◆ Records provided

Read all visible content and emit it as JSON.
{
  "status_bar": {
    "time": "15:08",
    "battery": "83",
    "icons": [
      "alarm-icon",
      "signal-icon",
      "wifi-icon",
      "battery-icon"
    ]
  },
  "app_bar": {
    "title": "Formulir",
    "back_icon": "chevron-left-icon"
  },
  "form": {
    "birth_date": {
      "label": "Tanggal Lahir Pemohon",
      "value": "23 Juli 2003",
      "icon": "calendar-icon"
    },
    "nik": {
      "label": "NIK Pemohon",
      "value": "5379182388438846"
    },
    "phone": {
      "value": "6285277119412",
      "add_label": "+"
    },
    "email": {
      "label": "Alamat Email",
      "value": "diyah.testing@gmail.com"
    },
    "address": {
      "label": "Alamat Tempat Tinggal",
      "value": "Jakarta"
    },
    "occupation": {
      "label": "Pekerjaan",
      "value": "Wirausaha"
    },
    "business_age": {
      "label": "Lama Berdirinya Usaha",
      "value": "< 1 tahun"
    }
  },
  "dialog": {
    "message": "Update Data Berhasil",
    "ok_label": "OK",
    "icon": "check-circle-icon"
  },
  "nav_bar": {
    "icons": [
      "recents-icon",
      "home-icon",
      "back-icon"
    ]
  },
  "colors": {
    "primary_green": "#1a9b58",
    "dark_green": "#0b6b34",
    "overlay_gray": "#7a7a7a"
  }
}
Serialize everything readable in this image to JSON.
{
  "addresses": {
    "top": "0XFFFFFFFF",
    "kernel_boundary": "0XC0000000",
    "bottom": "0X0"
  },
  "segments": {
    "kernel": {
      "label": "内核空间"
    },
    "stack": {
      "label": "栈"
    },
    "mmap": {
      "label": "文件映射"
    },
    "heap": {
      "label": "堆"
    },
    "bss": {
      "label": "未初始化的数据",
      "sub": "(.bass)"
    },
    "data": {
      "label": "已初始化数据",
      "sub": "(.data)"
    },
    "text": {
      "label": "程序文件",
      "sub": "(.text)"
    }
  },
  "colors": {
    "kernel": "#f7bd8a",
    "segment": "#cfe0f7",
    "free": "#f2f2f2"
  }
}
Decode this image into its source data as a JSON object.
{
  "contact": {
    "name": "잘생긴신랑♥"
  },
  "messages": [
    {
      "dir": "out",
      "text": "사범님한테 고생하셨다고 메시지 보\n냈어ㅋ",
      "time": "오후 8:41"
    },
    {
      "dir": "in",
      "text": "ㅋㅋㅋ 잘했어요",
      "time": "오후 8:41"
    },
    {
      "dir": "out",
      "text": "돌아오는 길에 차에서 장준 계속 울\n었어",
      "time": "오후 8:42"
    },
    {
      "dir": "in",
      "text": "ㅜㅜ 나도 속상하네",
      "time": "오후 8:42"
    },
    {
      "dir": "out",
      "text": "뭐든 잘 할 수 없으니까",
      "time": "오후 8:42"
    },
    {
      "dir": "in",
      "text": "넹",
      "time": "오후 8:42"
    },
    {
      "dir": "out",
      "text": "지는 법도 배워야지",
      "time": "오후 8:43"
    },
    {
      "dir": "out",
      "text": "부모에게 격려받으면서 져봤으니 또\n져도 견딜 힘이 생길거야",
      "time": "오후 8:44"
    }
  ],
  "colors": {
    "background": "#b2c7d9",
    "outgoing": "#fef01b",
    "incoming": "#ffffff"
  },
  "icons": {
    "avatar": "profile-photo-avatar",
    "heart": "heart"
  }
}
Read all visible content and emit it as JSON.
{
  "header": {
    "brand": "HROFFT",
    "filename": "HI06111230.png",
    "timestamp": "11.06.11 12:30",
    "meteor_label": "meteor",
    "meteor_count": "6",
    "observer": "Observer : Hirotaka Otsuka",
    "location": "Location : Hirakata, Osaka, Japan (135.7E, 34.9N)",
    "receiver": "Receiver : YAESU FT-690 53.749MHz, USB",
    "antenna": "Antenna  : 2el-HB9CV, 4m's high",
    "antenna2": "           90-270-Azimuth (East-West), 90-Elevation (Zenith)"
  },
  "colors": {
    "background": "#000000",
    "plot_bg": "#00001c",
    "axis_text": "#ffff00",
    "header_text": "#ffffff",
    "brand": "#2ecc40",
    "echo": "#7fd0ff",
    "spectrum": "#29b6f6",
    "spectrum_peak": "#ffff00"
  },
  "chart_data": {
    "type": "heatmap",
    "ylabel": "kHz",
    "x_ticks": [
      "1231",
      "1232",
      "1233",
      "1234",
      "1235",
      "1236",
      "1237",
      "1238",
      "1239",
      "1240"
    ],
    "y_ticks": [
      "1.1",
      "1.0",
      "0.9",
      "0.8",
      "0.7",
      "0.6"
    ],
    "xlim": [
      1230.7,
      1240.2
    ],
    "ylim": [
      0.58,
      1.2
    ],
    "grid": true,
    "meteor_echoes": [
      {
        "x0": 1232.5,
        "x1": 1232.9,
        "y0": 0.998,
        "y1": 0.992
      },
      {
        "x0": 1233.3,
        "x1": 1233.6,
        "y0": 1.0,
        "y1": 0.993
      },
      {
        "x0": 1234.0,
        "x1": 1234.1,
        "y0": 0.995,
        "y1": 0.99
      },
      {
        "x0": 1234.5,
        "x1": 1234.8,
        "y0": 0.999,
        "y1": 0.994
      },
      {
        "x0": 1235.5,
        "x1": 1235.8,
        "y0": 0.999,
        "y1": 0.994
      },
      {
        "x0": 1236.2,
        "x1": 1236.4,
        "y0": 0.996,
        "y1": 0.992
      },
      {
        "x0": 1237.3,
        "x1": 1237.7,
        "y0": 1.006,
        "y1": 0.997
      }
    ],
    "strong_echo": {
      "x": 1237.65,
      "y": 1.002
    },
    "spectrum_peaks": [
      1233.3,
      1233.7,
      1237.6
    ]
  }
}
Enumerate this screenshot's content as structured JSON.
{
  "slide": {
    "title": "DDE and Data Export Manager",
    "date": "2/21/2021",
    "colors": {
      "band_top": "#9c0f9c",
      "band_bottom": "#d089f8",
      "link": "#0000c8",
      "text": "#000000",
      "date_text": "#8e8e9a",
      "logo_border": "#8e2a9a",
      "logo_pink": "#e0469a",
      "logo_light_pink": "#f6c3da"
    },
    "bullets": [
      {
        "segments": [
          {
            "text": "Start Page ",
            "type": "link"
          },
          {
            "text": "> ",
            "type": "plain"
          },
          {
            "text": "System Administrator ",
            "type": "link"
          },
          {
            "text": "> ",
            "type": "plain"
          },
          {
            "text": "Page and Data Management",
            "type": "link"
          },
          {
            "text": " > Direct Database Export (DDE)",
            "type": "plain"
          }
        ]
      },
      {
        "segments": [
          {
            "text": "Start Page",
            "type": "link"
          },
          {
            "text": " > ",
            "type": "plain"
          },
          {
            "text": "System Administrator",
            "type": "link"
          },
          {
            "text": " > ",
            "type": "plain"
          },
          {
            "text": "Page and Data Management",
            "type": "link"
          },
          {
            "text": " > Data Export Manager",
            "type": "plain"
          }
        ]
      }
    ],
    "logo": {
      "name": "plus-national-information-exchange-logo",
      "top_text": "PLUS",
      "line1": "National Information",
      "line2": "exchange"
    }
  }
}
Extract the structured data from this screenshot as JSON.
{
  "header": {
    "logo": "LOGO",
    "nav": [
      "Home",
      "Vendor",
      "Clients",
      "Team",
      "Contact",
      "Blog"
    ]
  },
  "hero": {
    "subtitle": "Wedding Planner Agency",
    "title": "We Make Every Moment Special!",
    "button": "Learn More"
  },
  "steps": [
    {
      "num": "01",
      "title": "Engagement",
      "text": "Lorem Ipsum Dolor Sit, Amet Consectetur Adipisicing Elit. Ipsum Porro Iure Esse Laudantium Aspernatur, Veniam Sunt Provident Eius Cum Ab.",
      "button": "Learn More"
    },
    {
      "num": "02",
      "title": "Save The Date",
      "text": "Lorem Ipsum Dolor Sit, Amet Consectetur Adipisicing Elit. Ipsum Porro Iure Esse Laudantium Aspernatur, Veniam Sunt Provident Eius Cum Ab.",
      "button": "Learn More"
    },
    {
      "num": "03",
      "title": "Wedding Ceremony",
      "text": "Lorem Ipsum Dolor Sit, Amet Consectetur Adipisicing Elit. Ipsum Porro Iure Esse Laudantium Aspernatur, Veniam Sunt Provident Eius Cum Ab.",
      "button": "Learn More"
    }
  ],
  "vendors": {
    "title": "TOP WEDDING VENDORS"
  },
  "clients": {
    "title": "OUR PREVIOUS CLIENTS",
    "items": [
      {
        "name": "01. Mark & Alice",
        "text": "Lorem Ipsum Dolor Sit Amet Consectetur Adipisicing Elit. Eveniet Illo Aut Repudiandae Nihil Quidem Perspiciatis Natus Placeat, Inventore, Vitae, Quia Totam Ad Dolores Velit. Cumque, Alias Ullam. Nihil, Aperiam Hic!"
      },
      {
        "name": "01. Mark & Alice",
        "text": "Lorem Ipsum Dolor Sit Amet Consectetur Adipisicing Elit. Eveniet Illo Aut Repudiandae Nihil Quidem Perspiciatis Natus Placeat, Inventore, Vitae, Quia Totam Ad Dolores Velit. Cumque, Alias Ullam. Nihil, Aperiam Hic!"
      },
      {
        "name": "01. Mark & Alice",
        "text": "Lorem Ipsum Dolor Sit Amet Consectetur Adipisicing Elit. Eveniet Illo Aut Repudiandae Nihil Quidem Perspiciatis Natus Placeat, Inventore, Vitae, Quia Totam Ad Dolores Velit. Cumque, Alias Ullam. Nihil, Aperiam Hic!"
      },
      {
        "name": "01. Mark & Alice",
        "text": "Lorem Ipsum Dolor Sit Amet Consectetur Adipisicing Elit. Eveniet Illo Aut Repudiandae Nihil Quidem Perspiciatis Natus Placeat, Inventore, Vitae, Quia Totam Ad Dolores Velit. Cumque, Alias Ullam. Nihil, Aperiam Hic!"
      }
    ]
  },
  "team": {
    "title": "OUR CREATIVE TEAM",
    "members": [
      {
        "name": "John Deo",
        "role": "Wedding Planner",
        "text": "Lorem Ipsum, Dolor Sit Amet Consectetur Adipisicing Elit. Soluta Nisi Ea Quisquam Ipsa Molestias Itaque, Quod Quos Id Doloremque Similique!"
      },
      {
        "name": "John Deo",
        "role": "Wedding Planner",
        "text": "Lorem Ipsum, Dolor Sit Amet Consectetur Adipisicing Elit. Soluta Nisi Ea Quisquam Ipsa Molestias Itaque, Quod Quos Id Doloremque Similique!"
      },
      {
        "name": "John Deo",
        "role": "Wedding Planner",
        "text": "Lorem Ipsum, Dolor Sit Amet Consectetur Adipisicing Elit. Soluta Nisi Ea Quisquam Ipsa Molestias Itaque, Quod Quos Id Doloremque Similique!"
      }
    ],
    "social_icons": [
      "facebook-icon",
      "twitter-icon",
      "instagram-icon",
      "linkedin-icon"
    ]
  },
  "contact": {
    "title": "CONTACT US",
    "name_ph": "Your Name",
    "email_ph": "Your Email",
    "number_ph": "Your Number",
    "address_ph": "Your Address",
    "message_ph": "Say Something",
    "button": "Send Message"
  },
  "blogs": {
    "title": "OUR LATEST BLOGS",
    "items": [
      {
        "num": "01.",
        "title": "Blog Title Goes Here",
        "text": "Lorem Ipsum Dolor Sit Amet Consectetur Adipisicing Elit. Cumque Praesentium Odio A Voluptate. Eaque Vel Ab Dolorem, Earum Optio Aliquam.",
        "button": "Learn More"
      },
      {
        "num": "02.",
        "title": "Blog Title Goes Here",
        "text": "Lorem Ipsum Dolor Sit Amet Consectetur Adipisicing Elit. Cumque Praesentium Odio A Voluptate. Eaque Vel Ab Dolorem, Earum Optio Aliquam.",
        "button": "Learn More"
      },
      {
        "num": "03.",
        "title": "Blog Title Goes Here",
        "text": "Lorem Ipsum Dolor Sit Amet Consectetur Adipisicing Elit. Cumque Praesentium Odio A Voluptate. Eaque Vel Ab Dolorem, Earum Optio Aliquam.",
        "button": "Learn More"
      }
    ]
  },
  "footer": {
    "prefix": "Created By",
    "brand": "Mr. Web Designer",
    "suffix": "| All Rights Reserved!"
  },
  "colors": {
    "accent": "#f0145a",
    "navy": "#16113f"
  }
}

◆ Task objective
Tally how many lines in the material above hold the word "screenshot". Write only that number.

◆ Written answer
2